_Layout element annotations_.

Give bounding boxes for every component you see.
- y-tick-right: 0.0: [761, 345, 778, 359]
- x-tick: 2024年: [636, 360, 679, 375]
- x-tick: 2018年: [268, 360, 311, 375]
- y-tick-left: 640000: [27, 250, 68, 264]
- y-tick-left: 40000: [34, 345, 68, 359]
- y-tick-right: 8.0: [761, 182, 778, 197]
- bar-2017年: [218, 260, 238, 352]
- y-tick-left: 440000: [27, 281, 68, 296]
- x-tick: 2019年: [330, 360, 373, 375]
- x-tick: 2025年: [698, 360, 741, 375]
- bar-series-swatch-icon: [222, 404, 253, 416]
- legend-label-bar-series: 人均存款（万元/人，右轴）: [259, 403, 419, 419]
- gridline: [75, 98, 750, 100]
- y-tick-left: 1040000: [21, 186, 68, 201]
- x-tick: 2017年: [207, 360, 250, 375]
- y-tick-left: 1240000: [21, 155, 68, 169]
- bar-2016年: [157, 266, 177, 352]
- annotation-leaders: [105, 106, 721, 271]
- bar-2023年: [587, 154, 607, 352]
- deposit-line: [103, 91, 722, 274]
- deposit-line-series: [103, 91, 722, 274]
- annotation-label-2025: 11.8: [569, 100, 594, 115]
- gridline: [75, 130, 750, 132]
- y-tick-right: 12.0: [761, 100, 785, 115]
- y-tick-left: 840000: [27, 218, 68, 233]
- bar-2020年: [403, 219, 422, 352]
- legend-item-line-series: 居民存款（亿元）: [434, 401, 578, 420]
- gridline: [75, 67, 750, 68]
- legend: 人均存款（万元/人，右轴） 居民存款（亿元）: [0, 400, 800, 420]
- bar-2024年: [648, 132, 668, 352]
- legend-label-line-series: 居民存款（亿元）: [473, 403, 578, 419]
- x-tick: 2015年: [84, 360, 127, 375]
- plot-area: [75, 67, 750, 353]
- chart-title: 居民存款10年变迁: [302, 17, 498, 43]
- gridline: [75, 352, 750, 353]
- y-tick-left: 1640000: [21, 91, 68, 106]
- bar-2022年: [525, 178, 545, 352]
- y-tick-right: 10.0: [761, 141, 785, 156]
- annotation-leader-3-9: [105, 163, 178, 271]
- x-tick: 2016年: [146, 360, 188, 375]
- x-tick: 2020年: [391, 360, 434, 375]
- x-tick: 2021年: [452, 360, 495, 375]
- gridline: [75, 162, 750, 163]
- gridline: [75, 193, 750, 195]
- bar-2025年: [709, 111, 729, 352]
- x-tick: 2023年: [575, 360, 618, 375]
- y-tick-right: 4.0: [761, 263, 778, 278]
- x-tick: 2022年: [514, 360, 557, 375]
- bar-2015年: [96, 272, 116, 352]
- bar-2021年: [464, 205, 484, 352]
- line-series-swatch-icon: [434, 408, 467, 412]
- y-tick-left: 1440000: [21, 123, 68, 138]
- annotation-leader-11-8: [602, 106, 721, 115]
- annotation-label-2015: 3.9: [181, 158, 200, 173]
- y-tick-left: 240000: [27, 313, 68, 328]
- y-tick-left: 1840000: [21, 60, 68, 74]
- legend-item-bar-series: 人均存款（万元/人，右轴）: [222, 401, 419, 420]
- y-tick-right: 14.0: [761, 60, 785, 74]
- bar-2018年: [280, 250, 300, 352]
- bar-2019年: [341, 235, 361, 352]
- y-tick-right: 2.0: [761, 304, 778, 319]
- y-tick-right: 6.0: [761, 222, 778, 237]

_THE TASK_.
Swap "x-tick" for "x-axis-tick" everywhere it occurs in the material. Reproduce the lines with nothing else altered.

_THE REPLY_.
Give bounding boxes for every component you see.
- y-tick-right: 0.0: [761, 345, 778, 359]
- x-axis-tick: 2024年: [636, 360, 679, 375]
- x-axis-tick: 2018年: [268, 360, 311, 375]
- y-tick-left: 640000: [27, 250, 68, 264]
- y-tick-left: 40000: [34, 345, 68, 359]
- y-tick-right: 8.0: [761, 182, 778, 197]
- bar-2017年: [218, 260, 238, 352]
- y-tick-left: 440000: [27, 281, 68, 296]
- x-axis-tick: 2019年: [330, 360, 373, 375]
- x-axis-tick: 2025年: [698, 360, 741, 375]
- bar-series-swatch-icon: [222, 404, 253, 416]
- legend-label-bar-series: 人均存款（万元/人，右轴）: [259, 403, 419, 419]
- gridline: [75, 98, 750, 100]
- y-tick-left: 1040000: [21, 186, 68, 201]
- x-axis-tick: 2017年: [207, 360, 250, 375]
- y-tick-left: 1240000: [21, 155, 68, 169]
- bar-2016年: [157, 266, 177, 352]
- annotation-leaders: [105, 106, 721, 271]
- bar-2023年: [587, 154, 607, 352]
- deposit-line: [103, 91, 722, 274]
- deposit-line-series: [103, 91, 722, 274]
- annotation-label-2025: 11.8: [569, 100, 594, 115]
- gridline: [75, 130, 750, 132]
- y-tick-right: 12.0: [761, 100, 785, 115]
- y-tick-left: 840000: [27, 218, 68, 233]
- bar-2020年: [403, 219, 422, 352]
- legend-item-line-series: 居民存款（亿元）: [434, 401, 578, 420]
- gridline: [75, 67, 750, 68]
- legend: 人均存款（万元/人，右轴） 居民存款（亿元）: [0, 400, 800, 420]
- bar-2024年: [648, 132, 668, 352]
- legend-label-line-series: 居民存款（亿元）: [473, 403, 578, 419]
- x-axis-tick: 2015年: [84, 360, 127, 375]
- plot-area: [75, 67, 750, 353]
- chart-title: 居民存款10年变迁: [302, 17, 498, 43]
- gridline: [75, 352, 750, 353]
- y-tick-left: 1640000: [21, 91, 68, 106]
- bar-2022年: [525, 178, 545, 352]
- y-tick-right: 10.0: [761, 141, 785, 156]
- annotation-leader-3-9: [105, 163, 178, 271]
- x-axis-tick: 2016年: [146, 360, 188, 375]
- x-axis-tick: 2020年: [391, 360, 434, 375]
- x-axis-tick: 2021年: [452, 360, 495, 375]
- gridline: [75, 162, 750, 163]
- gridline: [75, 193, 750, 195]
- bar-2025年: [709, 111, 729, 352]
- x-axis-tick: 2023年: [575, 360, 618, 375]
- y-tick-right: 4.0: [761, 263, 778, 278]
- x-axis-tick: 2022年: [514, 360, 557, 375]
- bar-2015年: [96, 272, 116, 352]
- bar-2021年: [464, 205, 484, 352]
- line-series-swatch-icon: [434, 408, 467, 412]
- y-tick-left: 1440000: [21, 123, 68, 138]
- annotation-leader-11-8: [602, 106, 721, 115]
- annotation-label-2015: 3.9: [181, 158, 200, 173]
- y-tick-left: 240000: [27, 313, 68, 328]
- y-tick-left: 1840000: [21, 60, 68, 74]
- legend-item-bar-series: 人均存款（万元/人，右轴）: [222, 401, 419, 420]
- y-tick-right: 14.0: [761, 60, 785, 74]
- bar-2018年: [280, 250, 300, 352]
- bar-2019年: [341, 235, 361, 352]
- y-tick-right: 2.0: [761, 304, 778, 319]
- y-tick-right: 6.0: [761, 222, 778, 237]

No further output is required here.